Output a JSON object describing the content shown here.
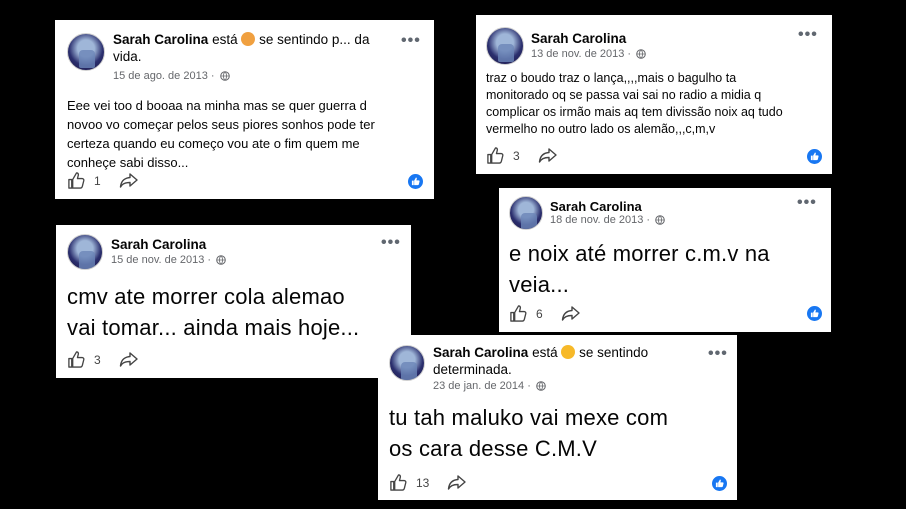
{
  "posts": [
    {
      "author": "Sarah Carolina",
      "status_prefix": "está",
      "feeling_line1": "se sentindo p... da",
      "feeling_line2": "vida.",
      "date": "15 de ago. de 2013 ·",
      "text": [
        "Eee vei too d booaa na minha mas se quer guerra d",
        "novoo vo começar pelos seus piores sonhos pode ter",
        "certeza quando eu começo vou ate o fim quem me",
        "conheçe sabi disso..."
      ],
      "likes": "1",
      "more": "•••"
    },
    {
      "author": "Sarah Carolina",
      "date": "13 de nov. de 2013 ·",
      "text": [
        "traz o boudo traz o lança,,,,mais o bagulho ta",
        "monitorado oq se passa vai sai no radio a midia q",
        "complicar os irmão mais aq tem divissão noix aq tudo",
        "vermelho no outro lado os alemão,,,c,m,v"
      ],
      "likes": "3",
      "more": "•••"
    },
    {
      "author": "Sarah Carolina",
      "date": "18 de nov. de 2013 ·",
      "text": [
        "e noix até morrer c.m.v na",
        "veia..."
      ],
      "likes": "6",
      "more": "•••"
    },
    {
      "author": "Sarah Carolina",
      "date": "15 de nov. de 2013 ·",
      "text": [
        "cmv ate morrer cola alemao",
        "vai tomar... ainda mais hoje..."
      ],
      "likes": "3",
      "more": "•••"
    },
    {
      "author": "Sarah Carolina",
      "status_prefix": "está",
      "feeling_line1": "se sentindo",
      "feeling_line2": "determinada.",
      "date": "23 de jan. de 2014 ·",
      "text": [
        "tu tah maluko vai mexe com",
        "os cara desse C.M.V"
      ],
      "likes": "13",
      "more": "•••"
    }
  ],
  "colors": {
    "accent": "#1877f2",
    "meta": "#65676b",
    "emoji": "#f7b929"
  }
}
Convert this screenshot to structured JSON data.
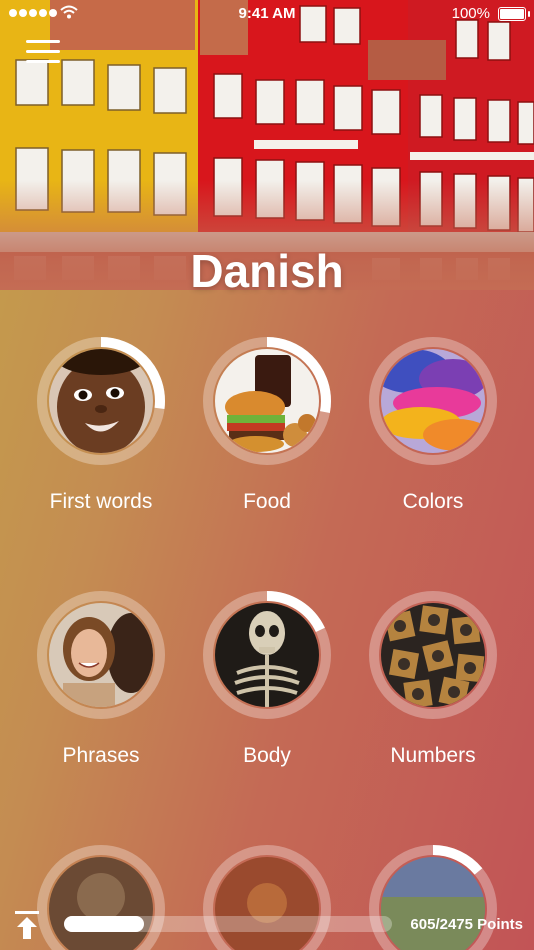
{
  "status": {
    "time": "9:41 AM",
    "battery": "100%"
  },
  "title": "Danish",
  "topics": [
    {
      "label": "First words",
      "progress": 0.27,
      "image": "child-face"
    },
    {
      "label": "Food",
      "progress": 0.28,
      "image": "burger-and-soda"
    },
    {
      "label": "Colors",
      "progress": 0,
      "image": "color-powder"
    },
    {
      "label": "Phrases",
      "progress": 0,
      "image": "couple-talking"
    },
    {
      "label": "Body",
      "progress": 0.18,
      "image": "skeleton"
    },
    {
      "label": "Numbers",
      "progress": 0,
      "image": "metal-type"
    },
    {
      "label": "",
      "progress": 0,
      "image": "partial-topic"
    },
    {
      "label": "",
      "progress": 0,
      "image": "partial-topic"
    },
    {
      "label": "",
      "progress": 0.14,
      "image": "partial-topic"
    }
  ],
  "points": {
    "text": "605/2475 Points",
    "value": 605,
    "total": 2475
  },
  "colors": {
    "accent": "#ffffff",
    "ring_track": "rgba(255,255,255,0.3)"
  }
}
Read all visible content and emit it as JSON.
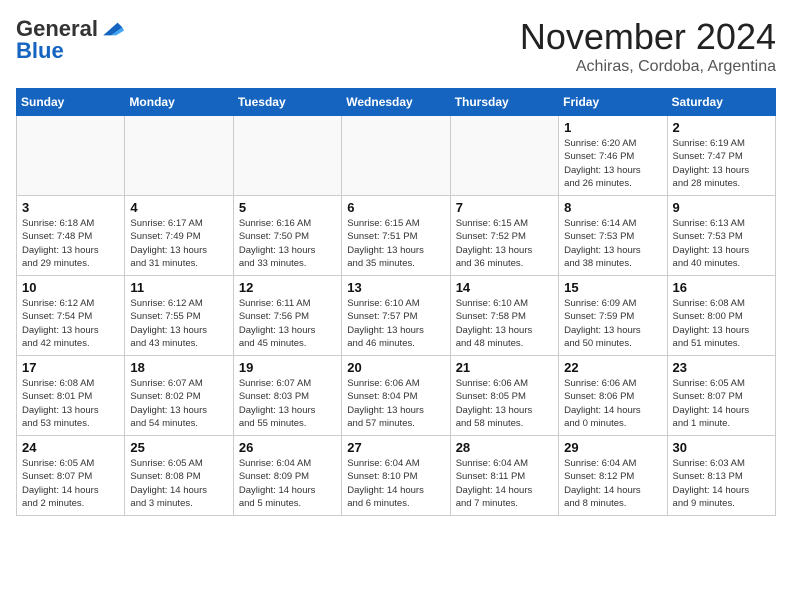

• Stated task:
The records above are to be reproduced exactly; the pictures are to be left out.

• In response:
Output a JSON object describing the content shown here.
{
  "posts": [
    {
      "author": "Sarah Carolina",
      "status_prefix": "está",
      "feeling_line1": "se sentindo p... da",
      "feeling_line2": "vida.",
      "date": "15 de ago. de 2013 ·",
      "text": [
        "Eee vei too d booaa na minha mas se quer guerra d",
        "novoo vo começar pelos seus piores sonhos pode ter",
        "certeza quando eu começo vou ate o fim quem me",
        "conheçe sabi disso..."
      ],
      "likes": "1",
      "more": "•••"
    },
    {
      "author": "Sarah Carolina",
      "date": "13 de nov. de 2013 ·",
      "text": [
        "traz o boudo traz o lança,,,,mais o bagulho ta",
        "monitorado oq se passa vai sai no radio a midia q",
        "complicar os irmão mais aq tem divissão noix aq tudo",
        "vermelho no outro lado os alemão,,,c,m,v"
      ],
      "likes": "3",
      "more": "•••"
    },
    {
      "author": "Sarah Carolina",
      "date": "18 de nov. de 2013 ·",
      "text": [
        "e noix até morrer c.m.v na",
        "veia..."
      ],
      "likes": "6",
      "more": "•••"
    },
    {
      "author": "Sarah Carolina",
      "date": "15 de nov. de 2013 ·",
      "text": [
        "cmv ate morrer cola alemao",
        "vai tomar... ainda mais hoje..."
      ],
      "likes": "3",
      "more": "•••"
    },
    {
      "author": "Sarah Carolina",
      "status_prefix": "está",
      "feeling_line1": "se sentindo",
      "feeling_line2": "determinada.",
      "date": "23 de jan. de 2014 ·",
      "text": [
        "tu tah maluko vai mexe com",
        "os cara desse C.M.V"
      ],
      "likes": "13",
      "more": "•••"
    }
  ],
  "colors": {
    "accent": "#1877f2",
    "meta": "#65676b",
    "emoji": "#f7b929"
  }
}
Convert this screenshot to structured JSON data.
{
  "status": {
    "time": "9:41 AM",
    "battery": "100%"
  },
  "title": "Danish",
  "topics": [
    {
      "label": "First words",
      "progress": 0.27,
      "image": "child-face"
    },
    {
      "label": "Food",
      "progress": 0.28,
      "image": "burger-and-soda"
    },
    {
      "label": "Colors",
      "progress": 0,
      "image": "color-powder"
    },
    {
      "label": "Phrases",
      "progress": 0,
      "image": "couple-talking"
    },
    {
      "label": "Body",
      "progress": 0.18,
      "image": "skeleton"
    },
    {
      "label": "Numbers",
      "progress": 0,
      "image": "metal-type"
    },
    {
      "label": "",
      "progress": 0,
      "image": "partial-topic"
    },
    {
      "label": "",
      "progress": 0,
      "image": "partial-topic"
    },
    {
      "label": "",
      "progress": 0.14,
      "image": "partial-topic"
    }
  ],
  "points": {
    "text": "605/2475 Points",
    "value": 605,
    "total": 2475
  },
  "colors": {
    "accent": "#ffffff",
    "ring_track": "rgba(255,255,255,0.3)"
  }
}
Read all visible content and emit it as JSON.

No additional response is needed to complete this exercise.